* START *
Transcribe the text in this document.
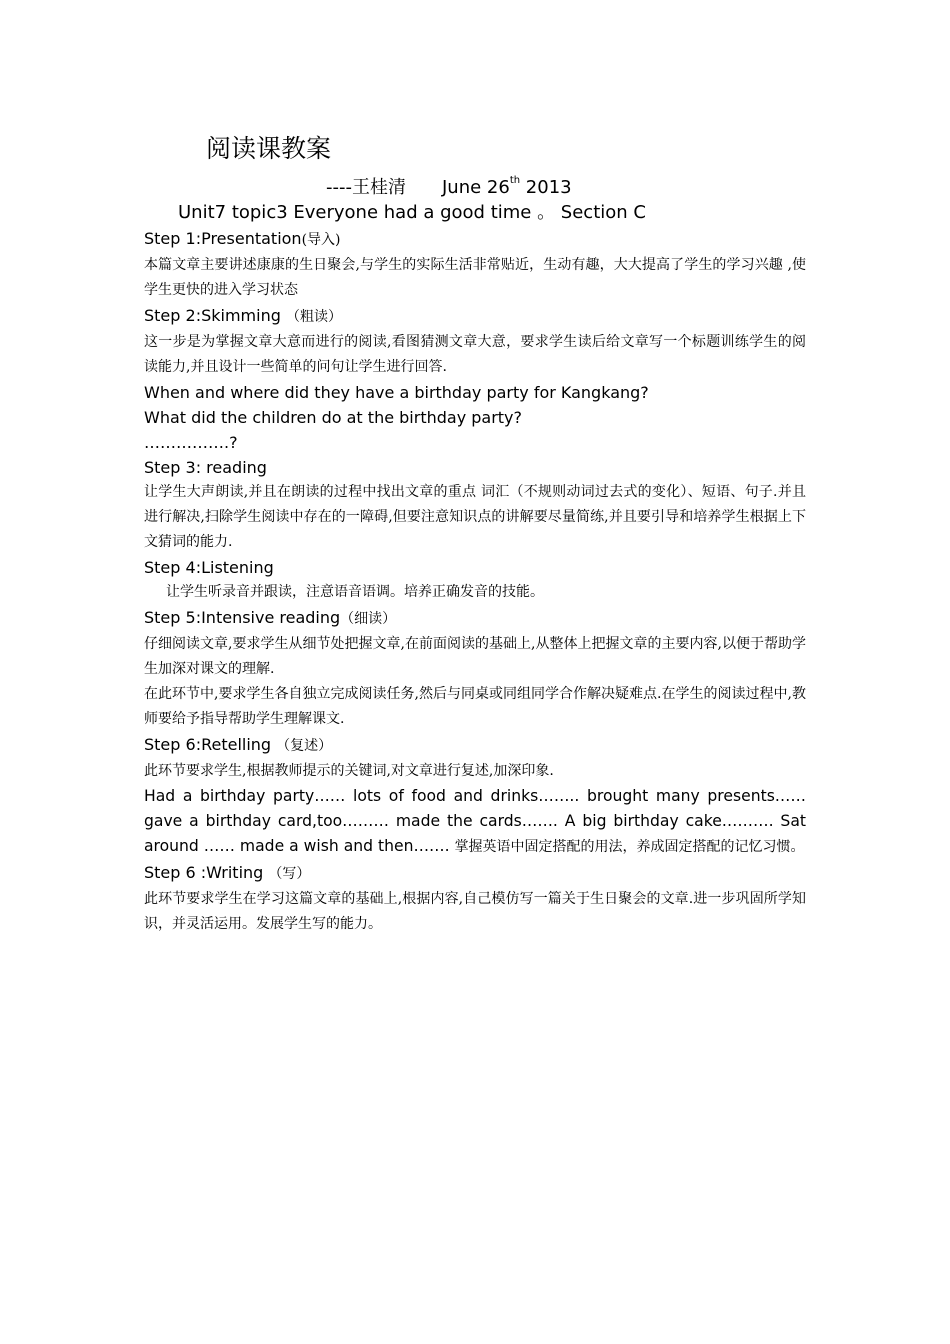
阅读课教案
----王桂清 June 26th 2013
Unit7 topic3 Everyone had a good time 。 Section C
Step 1:Presentation(导入)
本篇文章主要讲述康康的生日聚会,与学生的实际生活非常贴近，生动有趣，大大提高了学生的学习兴趣 ,使学生更快的进入学习状态
Step 2:Skimming （粗读）
这一步是为掌握文章大意而进行的阅读,看图猜测文章大意，要求学生读后给文章写一个标题训练学生的阅读能力,并且设计一些简单的问句让学生进行回答.
When and where did they have a birthday party for Kangkang?
What did the children do at the birthday party?
…………….?
Step 3: reading
让学生大声朗读,并且在朗读的过程中找出文章的重点 词汇（不规则动词过去式的变化）、短语、句子.并且进行解决,扫除学生阅读中存在的一障碍,但要注意知识点的讲解要尽量简练,并且要引导和培养学生根据上下文猜词的能力.
Step 4:Listening
让学生听录音并跟读，注意语音语调。培养正确发音的技能。
Step 5:Intensive reading（细读）
仔细阅读文章,要求学生从细节处把握文章,在前面阅读的基础上,从整体上把握文章的主要内容,以便于帮助学生加深对课文的理解.
在此环节中,要求学生各自独立完成阅读任务,然后与同桌或同组同学合作解决疑难点.在学生的阅读过程中,教师要给予指导帮助学生理解课文.
Step 6:Retelling （复述）
此环节要求学生,根据教师提示的关键词,对文章进行复述,加深印象.
Had a birthday party…… lots of food and drinks…….. brought many presents…… gave a birthday card,too……… made the cards……. A big birthday cake………. Sat around …… made a wish and then……. 掌握英语中固定搭配的用法，养成固定搭配的记忆习惯。
Step 6 :Writing （写）
此环节要求学生在学习这篇文章的基础上,根据内容,自己模仿写一篇关于生日聚会的文章.进一步巩固所学知识，并灵活运用。发展学生写的能力。
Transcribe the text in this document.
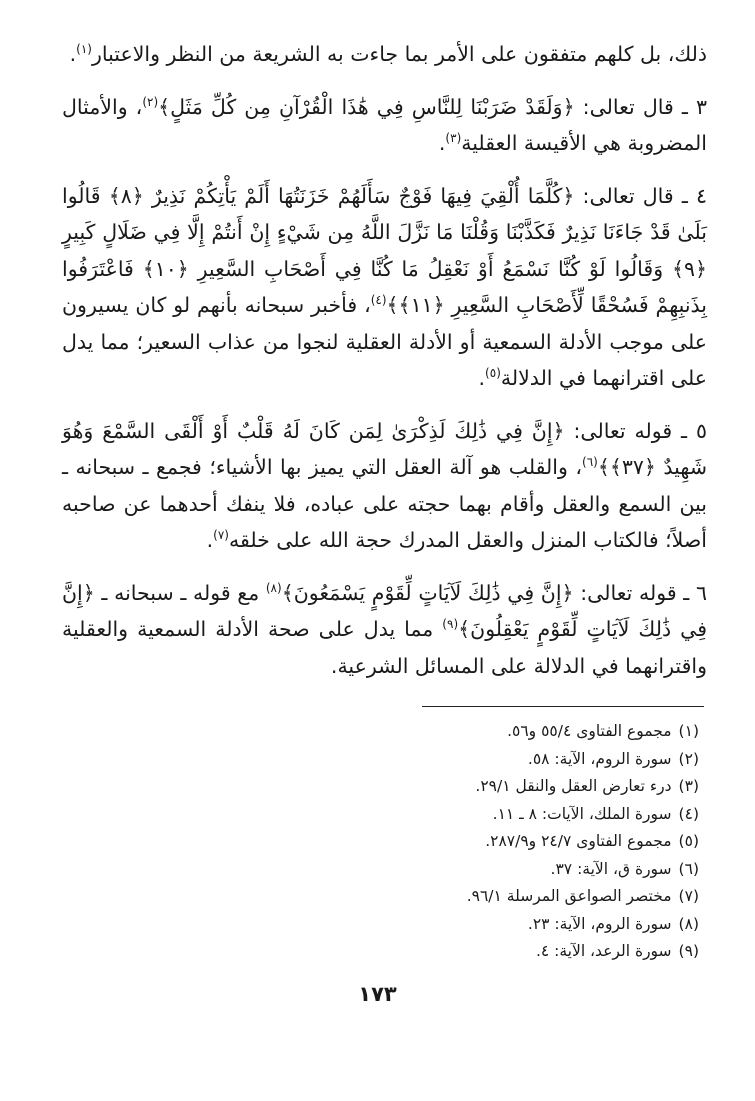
ذلك، بل كلهم متفقون على الأمر بما جاءت به الشريعة من النظر والاعتبار$^{(١)}$.

٣ ـ قال تعالى: ﴿وَلَقَدْ ضَرَبْنَا لِلنَّاسِ فِي هَٰذَا الْقُرْآنِ مِن كُلِّ مَثَلٍ﴾$^{(٢)}$، والأمثال المضروبة هي الأقيسة العقلية$^{(٣)}$.

٤ ـ قال تعالى: ﴿كُلَّمَا أُلْقِيَ فِيهَا فَوْجٌ سَأَلَهُمْ خَزَنَتُهَا أَلَمْ يَأْتِكُمْ نَذِيرٌ ﴿٨﴾ قَالُوا بَلَىٰ قَدْ جَاءَنَا نَذِيرٌ فَكَذَّبْنَا وَقُلْنَا مَا نَزَّلَ اللَّهُ مِن شَيْءٍ إِنْ أَنتُمْ إِلَّا فِي ضَلَالٍ كَبِيرٍ ﴿٩﴾ وَقَالُوا لَوْ كُنَّا نَسْمَعُ أَوْ نَعْقِلُ مَا كُنَّا فِي أَصْحَابِ السَّعِيرِ ﴿١٠﴾ فَاعْتَرَفُوا بِذَنبِهِمْ فَسُحْقًا لِّأَصْحَابِ السَّعِيرِ ﴿١١﴾﴾$^{(٤)}$، فأخبر سبحانه بأنهم لو كان يسيرون على موجب الأدلة السمعية أو الأدلة العقلية لنجوا من عذاب السعير؛ مما يدل على اقترانهما في الدلالة$^{(٥)}$.

٥ ـ قوله تعالى: ﴿إِنَّ فِي ذَٰلِكَ لَذِكْرَىٰ لِمَن كَانَ لَهُ قَلْبٌ أَوْ أَلْقَى السَّمْعَ وَهُوَ شَهِيدٌ ﴿٣٧﴾﴾$^{(٦)}$، والقلب هو آلة العقل التي يميز بها الأشياء؛ فجمع ـ سبحانه ـ بين السمع والعقل وأقام بهما حجته على عباده، فلا ينفك أحدهما عن صاحبه أصلاً؛ فالكتاب المنزل والعقل المدرك حجة الله على خلقه$^{(٧)}$.

٦ ـ قوله تعالى: ﴿إِنَّ فِي ذَٰلِكَ لَآيَاتٍ لِّقَوْمٍ يَسْمَعُونَ﴾$^{(٨)}$ مع قوله ـ سبحانه ـ ﴿إِنَّ فِي ذَٰلِكَ لَآيَاتٍ لِّقَوْمٍ يَعْقِلُونَ﴾$^{(٩)}$ مما يدل على صحة الأدلة السمعية والعقلية واقترانهما في الدلالة على المسائل الشرعية.

(١)مجموع الفتاوى ٥٥/٤ و٥٦.
(٢)سورة الروم، الآية: ٥٨.
(٣)درء تعارض العقل والنقل ٢٩/١.
(٤)سورة الملك، الآيات: ٨ ـ ١١.
(٥)مجموع الفتاوى ٢٤/٧ و٢٨٧/٩.
(٦)سورة ق، الآية: ٣٧.
(٧)مختصر الصواعق المرسلة ٩٦/١.
(٨)سورة الروم، الآية: ٢٣.
(٩)سورة الرعد، الآية: ٤.
١٧٣
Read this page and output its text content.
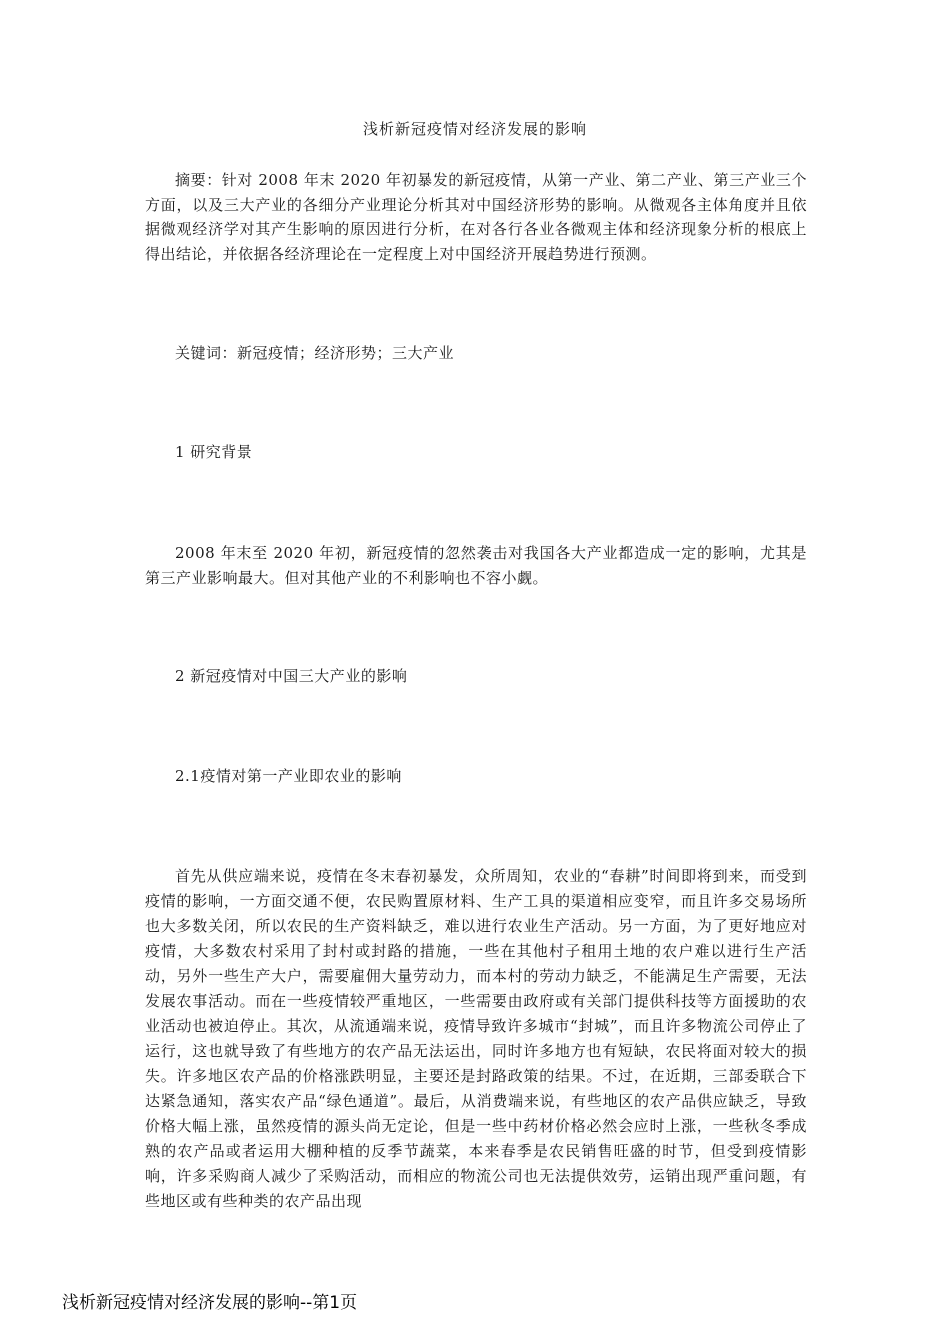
浅析新冠疫情对经济发展的影响
摘要：针对 2008 年末 2020 年初暴发的新冠疫情，从第一产业、第二产业、第三产业三个方面，以及三大产业的各细分产业理论分析其对中国经济形势的影响。从微观各主体角度并且依据微观经济学对其产生影响的原因进行分析，在对各行各业各微观主体和经济现象分析的根底上得出结论，并依据各经济理论在一定程度上对中国经济开展趋势进行预测。
关键词：新冠疫情；经济形势；三大产业
1 研究背景
2008 年末至 2020 年初，新冠疫情的忽然袭击对我国各大产业都造成一定的影响，尤其是第三产业影响最大。但对其他产业的不利影响也不容小觑。
2 新冠疫情对中国三大产业的影响
2.1疫情对第一产业即农业的影响
首先从供应端来说，疫情在冬末春初暴发，众所周知，农业的“春耕”时间即将到来，而受到疫情的影响，一方面交通不便，农民购置原材料、生产工具的渠道相应变窄，而且许多交易场所也大多数关闭，所以农民的生产资料缺乏，难以进行农业生产活动。另一方面，为了更好地应对疫情，大多数农村采用了封村或封路的措施，一些在其他村子租用土地的农户难以进行生产活动，另外一些生产大户，需要雇佣大量劳动力，而本村的劳动力缺乏，不能满足生产需要，无法发展农事活动。而在一些疫情较严重地区，一些需要由政府或有关部门提供科技等方面援助的农业活动也被迫停止。其次，从流通端来说，疫情导致许多城市“封城”，而且许多物流公司停止了运行，这也就导致了有些地方的农产品无法运出，同时许多地方也有短缺，农民将面对较大的损失。许多地区农产品的价格涨跌明显，主要还是封路政策的结果。不过，在近期，三部委联合下达紧急通知，落实农产品“绿色通道”。最后，从消费端来说，有些地区的农产品供应缺乏，导致价格大幅上涨，虽然疫情的源头尚无定论，但是一些中药材价格必然会应时上涨，一些秋冬季成熟的农产品或者运用大棚种植的反季节蔬菜，本来春季是农民销售旺盛的时节，但受到疫情影响，许多采购商人减少了采购活动，而相应的物流公司也无法提供效劳，运销出现严重问题，有些地区或有些种类的农产品出现
浅析新冠疫情对经济发展的影响--第1页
* END *
Goal of the exercise → Copy out all the data without changing anything, and drop the pictures.

Exercise response →
Transcribe the text in this document.
阅读课教案
----王桂清 June 26th 2013
Unit7 topic3 Everyone had a good time 。 Section C
Step 1:Presentation(导入)
本篇文章主要讲述康康的生日聚会,与学生的实际生活非常贴近，生动有趣，大大提高了学生的学习兴趣 ,使学生更快的进入学习状态
Step 2:Skimming （粗读）
这一步是为掌握文章大意而进行的阅读,看图猜测文章大意，要求学生读后给文章写一个标题训练学生的阅读能力,并且设计一些简单的问句让学生进行回答.
When and where did they have a birthday party for Kangkang?
What did the children do at the birthday party?
…………….?
Step 3: reading
让学生大声朗读,并且在朗读的过程中找出文章的重点 词汇（不规则动词过去式的变化）、短语、句子.并且进行解决,扫除学生阅读中存在的一障碍,但要注意知识点的讲解要尽量简练,并且要引导和培养学生根据上下文猜词的能力.
Step 4:Listening
让学生听录音并跟读，注意语音语调。培养正确发音的技能。
Step 5:Intensive reading（细读）
仔细阅读文章,要求学生从细节处把握文章,在前面阅读的基础上,从整体上把握文章的主要内容,以便于帮助学生加深对课文的理解.
在此环节中,要求学生各自独立完成阅读任务,然后与同桌或同组同学合作解决疑难点.在学生的阅读过程中,教师要给予指导帮助学生理解课文.
Step 6:Retelling （复述）
此环节要求学生,根据教师提示的关键词,对文章进行复述,加深印象.
Had a birthday party…… lots of food and drinks…….. brought many presents…… gave a birthday card,too……… made the cards……. A big birthday cake………. Sat around …… made a wish and then……. 掌握英语中固定搭配的用法，养成固定搭配的记忆习惯。
Step 6 :Writing （写）
此环节要求学生在学习这篇文章的基础上,根据内容,自己模仿写一篇关于生日聚会的文章.进一步巩固所学知识，并灵活运用。发展学生写的能力。
Transcribe the text in this document.
ذلك، بل كلهم متفقون على الأمر بما جاءت به الشريعة من النظر والاعتبار$^{(١)}$.

٣ ـ قال تعالى: ﴿وَلَقَدْ ضَرَبْنَا لِلنَّاسِ فِي هَٰذَا الْقُرْآنِ مِن كُلِّ مَثَلٍ﴾$^{(٢)}$، والأمثال المضروبة هي الأقيسة العقلية$^{(٣)}$.

٤ ـ قال تعالى: ﴿كُلَّمَا أُلْقِيَ فِيهَا فَوْجٌ سَأَلَهُمْ خَزَنَتُهَا أَلَمْ يَأْتِكُمْ نَذِيرٌ ﴿٨﴾ قَالُوا بَلَىٰ قَدْ جَاءَنَا نَذِيرٌ فَكَذَّبْنَا وَقُلْنَا مَا نَزَّلَ اللَّهُ مِن شَيْءٍ إِنْ أَنتُمْ إِلَّا فِي ضَلَالٍ كَبِيرٍ ﴿٩﴾ وَقَالُوا لَوْ كُنَّا نَسْمَعُ أَوْ نَعْقِلُ مَا كُنَّا فِي أَصْحَابِ السَّعِيرِ ﴿١٠﴾ فَاعْتَرَفُوا بِذَنبِهِمْ فَسُحْقًا لِّأَصْحَابِ السَّعِيرِ ﴿١١﴾﴾$^{(٤)}$، فأخبر سبحانه بأنهم لو كان يسيرون على موجب الأدلة السمعية أو الأدلة العقلية لنجوا من عذاب السعير؛ مما يدل على اقترانهما في الدلالة$^{(٥)}$.

٥ ـ قوله تعالى: ﴿إِنَّ فِي ذَٰلِكَ لَذِكْرَىٰ لِمَن كَانَ لَهُ قَلْبٌ أَوْ أَلْقَى السَّمْعَ وَهُوَ شَهِيدٌ ﴿٣٧﴾﴾$^{(٦)}$، والقلب هو آلة العقل التي يميز بها الأشياء؛ فجمع ـ سبحانه ـ بين السمع والعقل وأقام بهما حجته على عباده، فلا ينفك أحدهما عن صاحبه أصلاً؛ فالكتاب المنزل والعقل المدرك حجة الله على خلقه$^{(٧)}$.

٦ ـ قوله تعالى: ﴿إِنَّ فِي ذَٰلِكَ لَآيَاتٍ لِّقَوْمٍ يَسْمَعُونَ﴾$^{(٨)}$ مع قوله ـ سبحانه ـ ﴿إِنَّ فِي ذَٰلِكَ لَآيَاتٍ لِّقَوْمٍ يَعْقِلُونَ﴾$^{(٩)}$ مما يدل على صحة الأدلة السمعية والعقلية واقترانهما في الدلالة على المسائل الشرعية.

(١)مجموع الفتاوى ٥٥/٤ و٥٦.
(٢)سورة الروم، الآية: ٥٨.
(٣)درء تعارض العقل والنقل ٢٩/١.
(٤)سورة الملك، الآيات: ٨ ـ ١١.
(٥)مجموع الفتاوى ٢٤/٧ و٢٨٧/٩.
(٦)سورة ق، الآية: ٣٧.
(٧)مختصر الصواعق المرسلة ٩٦/١.
(٨)سورة الروم، الآية: ٢٣.
(٩)سورة الرعد، الآية: ٤.
١٧٣
Read this page and output its text content.
浅析新冠疫情对经济发展的影响
摘要：针对 2008 年末 2020 年初暴发的新冠疫情，从第一产业、第二产业、第三产业三个方面，以及三大产业的各细分产业理论分析其对中国经济形势的影响。从微观各主体角度并且依据微观经济学对其产生影响的原因进行分析，在对各行各业各微观主体和经济现象分析的根底上得出结论，并依据各经济理论在一定程度上对中国经济开展趋势进行预测。
关键词：新冠疫情；经济形势；三大产业
1 研究背景
2008 年末至 2020 年初，新冠疫情的忽然袭击对我国各大产业都造成一定的影响，尤其是第三产业影响最大。但对其他产业的不利影响也不容小觑。
2 新冠疫情对中国三大产业的影响
2.1疫情对第一产业即农业的影响
首先从供应端来说，疫情在冬末春初暴发，众所周知，农业的“春耕”时间即将到来，而受到疫情的影响，一方面交通不便，农民购置原材料、生产工具的渠道相应变窄，而且许多交易场所也大多数关闭，所以农民的生产资料缺乏，难以进行农业生产活动。另一方面，为了更好地应对疫情，大多数农村采用了封村或封路的措施，一些在其他村子租用土地的农户难以进行生产活动，另外一些生产大户，需要雇佣大量劳动力，而本村的劳动力缺乏，不能满足生产需要，无法发展农事活动。而在一些疫情较严重地区，一些需要由政府或有关部门提供科技等方面援助的农业活动也被迫停止。其次，从流通端来说，疫情导致许多城市“封城”，而且许多物流公司停止了运行，这也就导致了有些地方的农产品无法运出，同时许多地方也有短缺，农民将面对较大的损失。许多地区农产品的价格涨跌明显，主要还是封路政策的结果。不过，在近期，三部委联合下达紧急通知，落实农产品“绿色通道”。最后，从消费端来说，有些地区的农产品供应缺乏，导致价格大幅上涨，虽然疫情的源头尚无定论，但是一些中药材价格必然会应时上涨，一些秋冬季成熟的农产品或者运用大棚种植的反季节蔬菜，本来春季是农民销售旺盛的时节，但受到疫情影响，许多采购商人减少了采购活动，而相应的物流公司也无法提供效劳，运销出现严重问题，有些地区或有些种类的农产品出现
浅析新冠疫情对经济发展的影响--第1页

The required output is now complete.